▶ Your task:
Below is a set of records. Repeat all of them exactly.

▶ Given records:
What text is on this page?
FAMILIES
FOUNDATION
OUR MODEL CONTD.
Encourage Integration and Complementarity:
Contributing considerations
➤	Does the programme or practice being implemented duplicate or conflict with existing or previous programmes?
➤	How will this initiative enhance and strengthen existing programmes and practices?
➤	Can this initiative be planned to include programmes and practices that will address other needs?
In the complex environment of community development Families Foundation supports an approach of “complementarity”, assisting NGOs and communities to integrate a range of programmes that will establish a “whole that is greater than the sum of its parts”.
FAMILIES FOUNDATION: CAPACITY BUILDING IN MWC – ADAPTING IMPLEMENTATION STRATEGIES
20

▶ Task solution:
What text is on this page?
FAMILIES
FOUNDATION
OUR MODEL CONTD.
Encourage Integration and Complementarity:
Contributing considerations
➤	Does the programme or practice being implemented duplicate or conflict with existing or previous programmes?
➤	How will this initiative enhance and strengthen existing programmes and practices?
➤	Can this initiative be planned to include programmes and practices that will address other needs?
In the complex environment of community development Families Foundation supports an approach of “complementarity”, assisting NGOs and communities to integrate a range of programmes that will establish a “whole that is greater than the sum of its parts”.
FAMILIES FOUNDATION: CAPACITY BUILDING IN MWC – ADAPTING IMPLEMENTATION STRATEGIES
20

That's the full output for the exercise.